また、ポリエステル・ポリエーテル型熱可塑性ポリエステルエラストマーを製造するための上記した芳香族ジカルボン酸のアルキルエステルとしては、例えば、ジメチルテレフタレート、ジメチルイソフタレート、ジメチルフタレート、2,6−ジメチルナフタレートなどのジメチルエステルなどを挙げることができ、これらの1種または2種以上を用いることができる。そのうちでも、ジメチルテレフタレートおよび/または2,6−ジメチルナフタレート、特にジメチルテレフタレートを主成分としたものが好ましく用いられる。
【0087】
ポリエステル・ポリエーテル型熱可塑性ポリエステルエラストマーを製造するための上記したポリアルキレンエーテルグリコールとしては、一般に数平均分子量が400〜6,000のものが使用され、そのうちでも数平均分子量が500〜4,000、特に600〜3,000のポリアルキレンエーテルグリコールを使用したものが好ましく用いられる。数平均分子量が400未満のポリアルキレンエーテルグリコールを用いて製造されたポリエステル・ポリエーテル型熱可塑性ポリエステルエラストマーは弾性が不足し、しかも破断強度が低い。一方、数平均分子量が6,000を超えるポリアルキレンエーテルグリコールを用いて製造されたポリエステル・ポリエーテル型熱可塑性ポリエステルエラストマーを熱可塑性エラストマー(III)として使用した場合は、熱可塑性重合体組成物内で相分離が生じて、熱可塑性重合体組成物の物性が低下する。
【0088】
ポリエステル・ポリエーテル型熱可塑性ポリエステルエラストマーの製造に用いられるポリアルキレンエーテルグリコールとしては、例えば、ポリエチレングリコール、ポリ(1,2−プロピレンエーテル)グリコール、ポリ(1,3−プロピレンエーテル)グリコール、ポリテトラメチレンエーテルグリコール、ポリヘキサメチレンエーテルグリコール、エチレンオキシドとプロピレンオキシドのブロックまたはランダム共重合体、エチレンオキシドとテトラヒドロフランのブロックまたはランダム共重合体などを挙げることができる。そのうちでも、ポリエステル・ポリエーテル型熱可塑性ポリエステルエラストマーはポリテトラメチレンエーテルグリコールを用いて形成されていることが好ましい。
【0089】
ポリエステル・ポリエーテル型熱可塑性ポリエステルエラストマーでは、その質量に対して、ポリアルキレンエーテルグリコールに由来する構造部分の含有量が5〜95質量%であることが好ましく、10〜85質量%であることがより好ましく、20〜80質量%であることが更に好ましい。ポリアルキレンエーテルグリコールに由来する構造部分の含有量が95質量%を超えると、縮重合によってポリエステル・ポリエーテル型熱可塑性ポリエステルエラストマーを得ることが困難になり易い。

★ ★ ★ ★

課題一覧:
• 1. 本文抜粋によると、ポリエステル・ポリエーテル型熱可塑性ポリエステルエラストマーの製造には、一般に数平均分子量がどの範囲のポリアルキレンエーテルグリコールが使われるか。
• 2. 本文抜粋のうち、「また、ポリエステル・ポリエー」から「合体組成物の物性が低下する。」までを一字も変えずに抜き出しなさい。

★ ★ ★ ★

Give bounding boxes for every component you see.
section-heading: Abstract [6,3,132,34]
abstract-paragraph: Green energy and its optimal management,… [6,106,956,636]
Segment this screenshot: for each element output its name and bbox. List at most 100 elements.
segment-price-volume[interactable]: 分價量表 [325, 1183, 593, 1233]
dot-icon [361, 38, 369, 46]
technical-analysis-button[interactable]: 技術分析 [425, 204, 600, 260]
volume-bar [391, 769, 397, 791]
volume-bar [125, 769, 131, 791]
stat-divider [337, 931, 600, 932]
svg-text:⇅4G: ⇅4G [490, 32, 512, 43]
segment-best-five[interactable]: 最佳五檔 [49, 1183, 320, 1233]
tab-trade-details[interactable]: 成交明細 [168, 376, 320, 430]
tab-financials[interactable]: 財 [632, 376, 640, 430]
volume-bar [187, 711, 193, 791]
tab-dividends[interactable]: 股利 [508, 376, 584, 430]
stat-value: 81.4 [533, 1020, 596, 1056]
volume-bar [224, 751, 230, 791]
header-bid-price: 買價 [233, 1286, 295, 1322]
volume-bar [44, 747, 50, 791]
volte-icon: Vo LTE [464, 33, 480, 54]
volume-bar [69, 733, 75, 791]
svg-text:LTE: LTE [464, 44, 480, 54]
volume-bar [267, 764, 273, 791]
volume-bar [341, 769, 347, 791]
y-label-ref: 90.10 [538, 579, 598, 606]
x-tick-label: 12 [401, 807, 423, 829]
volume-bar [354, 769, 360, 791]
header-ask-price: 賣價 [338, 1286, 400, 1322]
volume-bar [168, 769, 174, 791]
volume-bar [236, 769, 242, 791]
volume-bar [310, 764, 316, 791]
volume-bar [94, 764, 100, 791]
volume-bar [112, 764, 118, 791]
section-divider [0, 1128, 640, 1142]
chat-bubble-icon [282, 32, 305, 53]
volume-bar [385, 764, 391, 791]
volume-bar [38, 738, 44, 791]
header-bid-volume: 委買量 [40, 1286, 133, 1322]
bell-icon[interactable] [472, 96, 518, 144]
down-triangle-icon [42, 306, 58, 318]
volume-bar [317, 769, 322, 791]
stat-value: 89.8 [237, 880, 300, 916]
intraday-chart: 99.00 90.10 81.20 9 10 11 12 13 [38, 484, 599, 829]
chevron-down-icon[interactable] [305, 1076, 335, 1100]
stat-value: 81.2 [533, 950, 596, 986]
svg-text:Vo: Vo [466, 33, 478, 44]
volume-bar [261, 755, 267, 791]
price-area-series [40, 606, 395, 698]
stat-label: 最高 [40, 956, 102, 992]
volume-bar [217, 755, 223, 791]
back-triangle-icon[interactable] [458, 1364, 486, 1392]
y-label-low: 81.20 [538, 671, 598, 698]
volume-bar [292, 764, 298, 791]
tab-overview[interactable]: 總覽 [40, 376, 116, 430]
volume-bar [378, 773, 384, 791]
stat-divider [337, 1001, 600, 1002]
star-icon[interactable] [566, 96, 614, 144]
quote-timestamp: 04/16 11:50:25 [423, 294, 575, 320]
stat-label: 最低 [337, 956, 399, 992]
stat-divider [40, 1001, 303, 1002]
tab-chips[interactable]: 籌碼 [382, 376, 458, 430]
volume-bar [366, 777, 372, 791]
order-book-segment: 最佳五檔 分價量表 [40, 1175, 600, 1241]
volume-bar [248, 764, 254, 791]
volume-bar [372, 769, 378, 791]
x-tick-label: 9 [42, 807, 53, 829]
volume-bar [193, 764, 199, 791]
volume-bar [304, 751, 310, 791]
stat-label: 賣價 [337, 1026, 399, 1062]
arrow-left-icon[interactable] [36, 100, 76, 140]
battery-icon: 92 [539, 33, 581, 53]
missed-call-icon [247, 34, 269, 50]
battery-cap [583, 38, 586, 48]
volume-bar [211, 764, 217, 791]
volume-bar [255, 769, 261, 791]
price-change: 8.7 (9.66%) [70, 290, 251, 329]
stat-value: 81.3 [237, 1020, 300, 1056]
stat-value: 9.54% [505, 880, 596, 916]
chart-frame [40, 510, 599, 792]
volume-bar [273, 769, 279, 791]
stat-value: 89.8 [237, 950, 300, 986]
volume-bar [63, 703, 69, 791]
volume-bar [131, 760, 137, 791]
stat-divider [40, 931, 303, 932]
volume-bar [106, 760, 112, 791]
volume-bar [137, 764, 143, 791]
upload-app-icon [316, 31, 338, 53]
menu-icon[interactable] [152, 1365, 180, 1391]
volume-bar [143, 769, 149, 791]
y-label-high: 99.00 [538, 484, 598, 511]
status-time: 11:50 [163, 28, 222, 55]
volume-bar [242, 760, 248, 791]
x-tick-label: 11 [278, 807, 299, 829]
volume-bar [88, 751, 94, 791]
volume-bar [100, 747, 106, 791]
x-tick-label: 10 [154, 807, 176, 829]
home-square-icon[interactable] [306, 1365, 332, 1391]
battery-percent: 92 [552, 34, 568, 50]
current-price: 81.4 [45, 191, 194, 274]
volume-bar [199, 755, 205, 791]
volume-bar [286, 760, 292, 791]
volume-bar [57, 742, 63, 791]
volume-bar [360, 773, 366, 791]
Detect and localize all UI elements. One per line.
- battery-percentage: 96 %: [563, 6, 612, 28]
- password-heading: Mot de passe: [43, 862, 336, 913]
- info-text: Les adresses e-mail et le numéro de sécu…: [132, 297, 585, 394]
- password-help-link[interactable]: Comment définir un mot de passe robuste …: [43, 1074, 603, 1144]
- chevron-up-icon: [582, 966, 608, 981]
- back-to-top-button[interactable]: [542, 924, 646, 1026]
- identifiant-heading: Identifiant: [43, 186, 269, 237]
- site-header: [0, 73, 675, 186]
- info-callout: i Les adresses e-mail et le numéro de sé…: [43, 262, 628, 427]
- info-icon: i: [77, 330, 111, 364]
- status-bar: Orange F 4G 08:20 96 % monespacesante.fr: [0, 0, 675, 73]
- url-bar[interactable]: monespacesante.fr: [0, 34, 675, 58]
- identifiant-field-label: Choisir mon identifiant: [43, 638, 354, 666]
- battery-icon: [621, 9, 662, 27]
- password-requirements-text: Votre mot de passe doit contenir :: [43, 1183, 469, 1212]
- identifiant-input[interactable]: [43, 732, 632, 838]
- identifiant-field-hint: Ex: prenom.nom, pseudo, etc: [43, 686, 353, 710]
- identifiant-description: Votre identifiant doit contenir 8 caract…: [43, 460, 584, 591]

★ ★ ★ ★

課題別の解答:
• 1. 400〜6,000

• 2.
また、ポリエステル・ポリエーテル型熱可塑性ポリエステルエラストマーを製造するための上記した芳香族ジカルボン酸のアルキルエステルとしては、例えば、ジメチルテレフタレート、ジメチルイソフタレート、ジメチルフタレート、2,6−ジメチルナフタレートなどのジメチルエステルなどを挙げることができ、これらの1種または2種以上を用いることができる。そのうちでも、ジメチルテレフタレートおよび/または2,6−ジメチルナフタレート、特にジメチルテレフタレートを主成分としたものが好ましく用いられる。
【0087】
ポリエステル・ポリエーテル型熱可塑性ポリエステルエラストマーを製造するための上記したポリアルキレンエーテルグリコールとしては、一般に数平均分子量が400〜6,000のものが使用され、そのうちでも数平均分子量が500〜4,000、特に600〜3,000のポリアルキレンエーテルグリコールを使用したものが好ましく用いられる。数平均分子量が400未満のポリアルキレンエーテルグリコールを用いて製造されたポリエステル・ポリエーテル型熱可塑性ポリエステルエラストマーは弾性が不足し、しかも破断強度が低い。一方、数平均分子量が6,000を超えるポリアルキレンエーテルグリコールを用いて製造されたポリエステル・ポリエーテル型熱可塑性ポリエステルエラストマーを熱可塑性エラストマー(III)として使用した場合は、熱可塑性重合体組成物内で相分離が生じて、熱可塑性重合体組成物の物性が低下する。